■ Problem requirements ■
Pull out from the material below all lines with "phonological".

■ Material for the task ■
══════════════════════════════

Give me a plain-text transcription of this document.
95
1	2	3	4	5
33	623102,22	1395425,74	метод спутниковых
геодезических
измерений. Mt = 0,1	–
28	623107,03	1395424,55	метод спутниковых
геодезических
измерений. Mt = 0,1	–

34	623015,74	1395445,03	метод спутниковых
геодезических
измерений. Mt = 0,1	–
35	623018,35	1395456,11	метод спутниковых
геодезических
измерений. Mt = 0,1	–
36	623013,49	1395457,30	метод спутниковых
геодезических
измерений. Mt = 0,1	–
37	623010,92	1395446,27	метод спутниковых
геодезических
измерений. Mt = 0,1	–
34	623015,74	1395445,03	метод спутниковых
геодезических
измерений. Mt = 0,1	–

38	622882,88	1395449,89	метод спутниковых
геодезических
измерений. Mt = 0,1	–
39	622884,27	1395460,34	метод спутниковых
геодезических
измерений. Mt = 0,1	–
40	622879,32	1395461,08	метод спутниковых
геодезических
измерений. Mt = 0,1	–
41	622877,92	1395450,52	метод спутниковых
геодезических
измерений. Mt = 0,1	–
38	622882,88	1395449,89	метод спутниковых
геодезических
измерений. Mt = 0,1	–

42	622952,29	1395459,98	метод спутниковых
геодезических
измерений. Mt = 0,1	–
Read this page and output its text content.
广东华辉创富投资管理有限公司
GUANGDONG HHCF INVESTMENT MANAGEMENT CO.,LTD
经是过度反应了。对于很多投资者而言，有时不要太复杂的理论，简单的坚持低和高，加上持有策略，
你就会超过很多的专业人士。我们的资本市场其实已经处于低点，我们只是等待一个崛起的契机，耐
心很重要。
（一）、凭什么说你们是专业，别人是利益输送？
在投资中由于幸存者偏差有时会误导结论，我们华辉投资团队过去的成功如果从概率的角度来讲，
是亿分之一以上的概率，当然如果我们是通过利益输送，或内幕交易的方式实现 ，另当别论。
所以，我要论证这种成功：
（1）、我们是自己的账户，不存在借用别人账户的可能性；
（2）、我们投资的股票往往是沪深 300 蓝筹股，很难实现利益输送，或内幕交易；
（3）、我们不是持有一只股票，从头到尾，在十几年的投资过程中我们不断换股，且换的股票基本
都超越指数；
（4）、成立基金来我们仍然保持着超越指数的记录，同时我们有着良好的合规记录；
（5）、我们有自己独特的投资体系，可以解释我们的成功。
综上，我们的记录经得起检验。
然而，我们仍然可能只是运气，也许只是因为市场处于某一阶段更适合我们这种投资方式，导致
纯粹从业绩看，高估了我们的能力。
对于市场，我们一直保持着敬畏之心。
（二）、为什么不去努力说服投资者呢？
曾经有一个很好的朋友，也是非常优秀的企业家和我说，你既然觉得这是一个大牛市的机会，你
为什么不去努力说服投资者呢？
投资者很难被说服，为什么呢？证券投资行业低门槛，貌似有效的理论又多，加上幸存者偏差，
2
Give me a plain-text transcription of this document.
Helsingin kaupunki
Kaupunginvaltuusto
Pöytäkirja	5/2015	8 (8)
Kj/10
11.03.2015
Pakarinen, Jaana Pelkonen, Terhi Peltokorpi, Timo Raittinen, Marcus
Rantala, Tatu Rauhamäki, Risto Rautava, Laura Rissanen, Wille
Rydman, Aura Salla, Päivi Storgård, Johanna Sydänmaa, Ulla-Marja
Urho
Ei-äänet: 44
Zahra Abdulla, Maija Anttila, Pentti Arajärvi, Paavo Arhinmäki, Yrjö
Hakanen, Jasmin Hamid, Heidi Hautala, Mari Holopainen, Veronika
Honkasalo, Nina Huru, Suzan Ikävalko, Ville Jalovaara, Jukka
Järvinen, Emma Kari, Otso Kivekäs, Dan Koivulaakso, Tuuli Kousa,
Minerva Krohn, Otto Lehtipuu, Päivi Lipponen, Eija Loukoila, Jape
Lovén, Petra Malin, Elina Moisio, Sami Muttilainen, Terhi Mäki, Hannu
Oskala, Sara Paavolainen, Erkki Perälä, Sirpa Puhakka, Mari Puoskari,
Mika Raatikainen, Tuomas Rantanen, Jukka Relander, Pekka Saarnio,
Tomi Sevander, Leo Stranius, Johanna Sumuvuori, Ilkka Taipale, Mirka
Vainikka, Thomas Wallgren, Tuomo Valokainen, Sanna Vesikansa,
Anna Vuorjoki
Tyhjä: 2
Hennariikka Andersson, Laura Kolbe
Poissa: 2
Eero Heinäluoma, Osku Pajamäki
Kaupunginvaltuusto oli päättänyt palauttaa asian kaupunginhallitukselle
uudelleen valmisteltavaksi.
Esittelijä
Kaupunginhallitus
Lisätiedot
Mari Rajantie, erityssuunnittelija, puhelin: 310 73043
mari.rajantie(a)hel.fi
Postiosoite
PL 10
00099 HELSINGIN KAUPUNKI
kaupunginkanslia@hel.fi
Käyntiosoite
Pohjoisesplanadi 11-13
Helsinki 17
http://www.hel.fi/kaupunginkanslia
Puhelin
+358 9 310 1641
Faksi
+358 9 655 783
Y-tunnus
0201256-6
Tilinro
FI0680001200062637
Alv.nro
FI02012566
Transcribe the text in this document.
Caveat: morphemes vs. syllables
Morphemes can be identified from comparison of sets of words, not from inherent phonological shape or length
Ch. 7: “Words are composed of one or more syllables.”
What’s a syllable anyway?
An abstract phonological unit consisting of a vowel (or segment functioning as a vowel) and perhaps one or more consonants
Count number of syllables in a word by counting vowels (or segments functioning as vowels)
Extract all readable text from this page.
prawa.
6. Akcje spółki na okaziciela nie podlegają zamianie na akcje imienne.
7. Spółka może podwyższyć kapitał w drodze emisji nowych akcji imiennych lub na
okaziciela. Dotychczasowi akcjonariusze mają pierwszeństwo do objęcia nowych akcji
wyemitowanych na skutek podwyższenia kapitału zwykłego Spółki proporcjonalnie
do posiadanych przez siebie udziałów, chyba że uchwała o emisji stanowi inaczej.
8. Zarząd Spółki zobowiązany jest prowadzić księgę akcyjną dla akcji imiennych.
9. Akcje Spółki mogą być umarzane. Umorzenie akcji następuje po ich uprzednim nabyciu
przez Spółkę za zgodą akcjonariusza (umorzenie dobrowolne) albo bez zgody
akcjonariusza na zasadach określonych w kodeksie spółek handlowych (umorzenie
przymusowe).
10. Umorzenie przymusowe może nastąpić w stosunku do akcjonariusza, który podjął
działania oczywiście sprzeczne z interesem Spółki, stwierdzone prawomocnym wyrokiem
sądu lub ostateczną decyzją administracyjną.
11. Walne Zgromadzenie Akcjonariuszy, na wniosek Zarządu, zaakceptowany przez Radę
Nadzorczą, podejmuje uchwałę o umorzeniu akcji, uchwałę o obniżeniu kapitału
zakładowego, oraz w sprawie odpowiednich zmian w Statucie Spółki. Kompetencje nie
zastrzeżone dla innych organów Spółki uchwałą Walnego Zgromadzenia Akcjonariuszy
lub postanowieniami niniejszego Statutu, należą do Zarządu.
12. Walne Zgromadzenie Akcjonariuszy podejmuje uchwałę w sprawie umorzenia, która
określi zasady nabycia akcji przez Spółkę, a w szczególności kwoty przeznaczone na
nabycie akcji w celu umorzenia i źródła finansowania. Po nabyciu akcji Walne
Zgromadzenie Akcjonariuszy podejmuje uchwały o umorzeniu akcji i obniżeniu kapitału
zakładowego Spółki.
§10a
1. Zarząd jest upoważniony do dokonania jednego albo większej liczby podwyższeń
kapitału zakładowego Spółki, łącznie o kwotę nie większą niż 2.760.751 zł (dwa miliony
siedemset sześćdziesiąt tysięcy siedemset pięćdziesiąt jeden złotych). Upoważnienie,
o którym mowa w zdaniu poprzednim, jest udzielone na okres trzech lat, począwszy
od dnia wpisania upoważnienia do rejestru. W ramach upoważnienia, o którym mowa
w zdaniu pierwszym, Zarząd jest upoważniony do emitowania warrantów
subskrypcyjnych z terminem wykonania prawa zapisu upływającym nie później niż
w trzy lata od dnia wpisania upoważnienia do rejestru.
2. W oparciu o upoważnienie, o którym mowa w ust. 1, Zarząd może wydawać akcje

══════════════════════════════

■ Final answer ■
Morphemes can be identified from comparison of sets of words, not from inherent phonological shape or length
An abstract phonological unit consisting of a vowel (or segment functioning as a vowel) and perhaps one or more consonants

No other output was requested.